══ Source material ══
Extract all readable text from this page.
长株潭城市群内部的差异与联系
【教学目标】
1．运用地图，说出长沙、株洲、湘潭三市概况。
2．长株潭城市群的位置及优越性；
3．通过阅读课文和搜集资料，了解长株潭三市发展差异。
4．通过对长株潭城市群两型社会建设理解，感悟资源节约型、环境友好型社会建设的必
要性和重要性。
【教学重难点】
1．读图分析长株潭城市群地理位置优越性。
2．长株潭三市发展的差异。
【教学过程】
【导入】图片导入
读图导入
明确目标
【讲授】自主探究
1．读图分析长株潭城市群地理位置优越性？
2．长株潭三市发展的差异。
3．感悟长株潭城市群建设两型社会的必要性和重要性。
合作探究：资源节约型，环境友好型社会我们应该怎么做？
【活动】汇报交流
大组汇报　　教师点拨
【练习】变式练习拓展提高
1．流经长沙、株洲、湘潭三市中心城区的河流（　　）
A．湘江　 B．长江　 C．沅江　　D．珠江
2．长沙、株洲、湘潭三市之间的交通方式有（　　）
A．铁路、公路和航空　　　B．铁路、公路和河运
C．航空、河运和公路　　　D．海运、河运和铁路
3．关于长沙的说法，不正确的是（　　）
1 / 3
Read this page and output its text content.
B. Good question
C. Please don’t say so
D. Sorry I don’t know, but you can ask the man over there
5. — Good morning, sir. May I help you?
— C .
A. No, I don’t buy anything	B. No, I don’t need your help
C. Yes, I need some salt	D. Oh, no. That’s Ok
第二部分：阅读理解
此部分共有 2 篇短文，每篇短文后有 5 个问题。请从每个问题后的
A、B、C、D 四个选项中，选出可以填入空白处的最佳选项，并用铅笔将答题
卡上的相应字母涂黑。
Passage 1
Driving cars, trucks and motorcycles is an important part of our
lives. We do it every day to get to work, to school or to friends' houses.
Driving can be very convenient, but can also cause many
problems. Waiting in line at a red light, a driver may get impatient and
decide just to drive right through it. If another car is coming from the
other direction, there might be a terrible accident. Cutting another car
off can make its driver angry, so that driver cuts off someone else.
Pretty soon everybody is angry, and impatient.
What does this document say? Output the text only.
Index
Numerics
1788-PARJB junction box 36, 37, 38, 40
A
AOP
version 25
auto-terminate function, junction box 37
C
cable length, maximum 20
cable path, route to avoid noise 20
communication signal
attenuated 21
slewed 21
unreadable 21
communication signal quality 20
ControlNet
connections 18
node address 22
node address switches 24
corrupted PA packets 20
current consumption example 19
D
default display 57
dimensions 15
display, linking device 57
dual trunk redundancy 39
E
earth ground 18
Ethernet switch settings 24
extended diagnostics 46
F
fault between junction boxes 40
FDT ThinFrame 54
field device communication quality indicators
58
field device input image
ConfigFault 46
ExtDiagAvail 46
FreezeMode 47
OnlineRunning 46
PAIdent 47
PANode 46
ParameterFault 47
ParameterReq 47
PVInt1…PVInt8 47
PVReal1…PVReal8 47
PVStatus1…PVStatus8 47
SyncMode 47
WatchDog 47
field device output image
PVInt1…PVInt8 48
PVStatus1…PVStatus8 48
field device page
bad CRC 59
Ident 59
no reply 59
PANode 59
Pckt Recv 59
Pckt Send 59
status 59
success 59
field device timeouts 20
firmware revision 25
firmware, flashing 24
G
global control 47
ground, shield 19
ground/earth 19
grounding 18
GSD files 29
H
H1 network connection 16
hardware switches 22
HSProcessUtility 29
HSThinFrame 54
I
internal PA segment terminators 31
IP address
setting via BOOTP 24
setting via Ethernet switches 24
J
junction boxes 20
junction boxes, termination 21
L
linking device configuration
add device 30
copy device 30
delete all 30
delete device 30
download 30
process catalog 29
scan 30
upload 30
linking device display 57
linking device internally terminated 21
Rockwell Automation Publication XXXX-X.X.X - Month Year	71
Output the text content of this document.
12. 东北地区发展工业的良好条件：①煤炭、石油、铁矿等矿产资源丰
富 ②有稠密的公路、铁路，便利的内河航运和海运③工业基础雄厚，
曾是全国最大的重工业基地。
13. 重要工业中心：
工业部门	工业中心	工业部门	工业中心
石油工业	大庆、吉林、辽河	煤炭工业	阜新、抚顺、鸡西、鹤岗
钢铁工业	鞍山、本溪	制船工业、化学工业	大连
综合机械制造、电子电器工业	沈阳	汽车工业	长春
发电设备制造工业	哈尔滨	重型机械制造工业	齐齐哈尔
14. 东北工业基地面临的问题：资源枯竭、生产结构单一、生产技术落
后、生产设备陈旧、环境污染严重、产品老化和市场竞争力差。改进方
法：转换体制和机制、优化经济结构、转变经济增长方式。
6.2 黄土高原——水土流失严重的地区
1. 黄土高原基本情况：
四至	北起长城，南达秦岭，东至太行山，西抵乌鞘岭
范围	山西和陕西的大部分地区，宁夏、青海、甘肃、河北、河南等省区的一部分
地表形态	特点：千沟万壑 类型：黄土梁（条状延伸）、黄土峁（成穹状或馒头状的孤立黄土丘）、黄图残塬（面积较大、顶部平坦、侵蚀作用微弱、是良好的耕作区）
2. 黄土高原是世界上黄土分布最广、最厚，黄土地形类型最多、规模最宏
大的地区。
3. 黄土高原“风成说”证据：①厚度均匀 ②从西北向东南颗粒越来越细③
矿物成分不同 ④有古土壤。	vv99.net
═══
What you are asked to do:
Write out every line of the records exactly.

Solution:
Extract all readable text from this page.
长株潭城市群内部的差异与联系
【教学目标】
1．运用地图，说出长沙、株洲、湘潭三市概况。
2．长株潭城市群的位置及优越性；
3．通过阅读课文和搜集资料，了解长株潭三市发展差异。
4．通过对长株潭城市群两型社会建设理解，感悟资源节约型、环境友好型社会建设的必
要性和重要性。
【教学重难点】
1．读图分析长株潭城市群地理位置优越性。
2．长株潭三市发展的差异。
【教学过程】
【导入】图片导入
读图导入
明确目标
【讲授】自主探究
1．读图分析长株潭城市群地理位置优越性？
2．长株潭三市发展的差异。
3．感悟长株潭城市群建设两型社会的必要性和重要性。
合作探究：资源节约型，环境友好型社会我们应该怎么做？
【活动】汇报交流
大组汇报　　教师点拨
【练习】变式练习拓展提高
1．流经长沙、株洲、湘潭三市中心城区的河流（　　）
A．湘江　 B．长江　 C．沅江　　D．珠江
2．长沙、株洲、湘潭三市之间的交通方式有（　　）
A．铁路、公路和航空　　　B．铁路、公路和河运
C．航空、河运和公路　　　D．海运、河运和铁路
3．关于长沙的说法，不正确的是（　　）
1 / 3
Read this page and output its text content.
B. Good question
C. Please don’t say so
D. Sorry I don’t know, but you can ask the man over there
5. — Good morning, sir. May I help you?
— C .
A. No, I don’t buy anything	B. No, I don’t need your help
C. Yes, I need some salt	D. Oh, no. That’s Ok
第二部分：阅读理解
此部分共有 2 篇短文，每篇短文后有 5 个问题。请从每个问题后的
A、B、C、D 四个选项中，选出可以填入空白处的最佳选项，并用铅笔将答题
卡上的相应字母涂黑。
Passage 1
Driving cars, trucks and motorcycles is an important part of our
lives. We do it every day to get to work, to school or to friends' houses.
Driving can be very convenient, but can also cause many
problems. Waiting in line at a red light, a driver may get impatient and
decide just to drive right through it. If another car is coming from the
other direction, there might be a terrible accident. Cutting another car
off can make its driver angry, so that driver cuts off someone else.
Pretty soon everybody is angry, and impatient.
What does this document say? Output the text only.
Index
Numerics
1788-PARJB junction box 36, 37, 38, 40
A
AOP
version 25
auto-terminate function, junction box 37
C
cable length, maximum 20
cable path, route to avoid noise 20
communication signal
attenuated 21
slewed 21
unreadable 21
communication signal quality 20
ControlNet
connections 18
node address 22
node address switches 24
corrupted PA packets 20
current consumption example 19
D
default display 57
dimensions 15
display, linking device 57
dual trunk redundancy 39
E
earth ground 18
Ethernet switch settings 24
extended diagnostics 46
F
fault between junction boxes 40
FDT ThinFrame 54
field device communication quality indicators
58
field device input image
ConfigFault 46
ExtDiagAvail 46
FreezeMode 47
OnlineRunning 46
PAIdent 47
PANode 46
ParameterFault 47
ParameterReq 47
PVInt1…PVInt8 47
PVReal1…PVReal8 47
PVStatus1…PVStatus8 47
SyncMode 47
WatchDog 47
field device output image
PVInt1…PVInt8 48
PVStatus1…PVStatus8 48
field device page
bad CRC 59
Ident 59
no reply 59
PANode 59
Pckt Recv 59
Pckt Send 59
status 59
success 59
field device timeouts 20
firmware revision 25
firmware, flashing 24
G
global control 47
ground, shield 19
ground/earth 19
grounding 18
GSD files 29
H
H1 network connection 16
hardware switches 22
HSProcessUtility 29
HSThinFrame 54
I
internal PA segment terminators 31
IP address
setting via BOOTP 24
setting via Ethernet switches 24
J
junction boxes 20
junction boxes, termination 21
L
linking device configuration
add device 30
copy device 30
delete all 30
delete device 30
download 30
process catalog 29
scan 30
upload 30
linking device display 57
linking device internally terminated 21
Rockwell Automation Publication XXXX-X.X.X - Month Year	71
Output the text content of this document.
12. 东北地区发展工业的良好条件：①煤炭、石油、铁矿等矿产资源丰
富 ②有稠密的公路、铁路，便利的内河航运和海运③工业基础雄厚，
曾是全国最大的重工业基地。
13. 重要工业中心：
工业部门	工业中心	工业部门	工业中心
石油工业	大庆、吉林、辽河	煤炭工业	阜新、抚顺、鸡西、鹤岗
钢铁工业	鞍山、本溪	制船工业、化学工业	大连
综合机械制造、电子电器工业	沈阳	汽车工业	长春
发电设备制造工业	哈尔滨	重型机械制造工业	齐齐哈尔
14. 东北工业基地面临的问题：资源枯竭、生产结构单一、生产技术落
后、生产设备陈旧、环境污染严重、产品老化和市场竞争力差。改进方
法：转换体制和机制、优化经济结构、转变经济增长方式。
6.2 黄土高原——水土流失严重的地区
1. 黄土高原基本情况：
四至	北起长城，南达秦岭，东至太行山，西抵乌鞘岭
范围	山西和陕西的大部分地区，宁夏、青海、甘肃、河北、河南等省区的一部分
地表形态	特点：千沟万壑 类型：黄土梁（条状延伸）、黄土峁（成穹状或馒头状的孤立黄土丘）、黄图残塬（面积较大、顶部平坦、侵蚀作用微弱、是良好的耕作区）
2. 黄土高原是世界上黄土分布最广、最厚，黄土地形类型最多、规模最宏
大的地区。
3. 黄土高原“风成说”证据：①厚度均匀 ②从西北向东南颗粒越来越细③
矿物成分不同 ④有古土壤。	vv99.net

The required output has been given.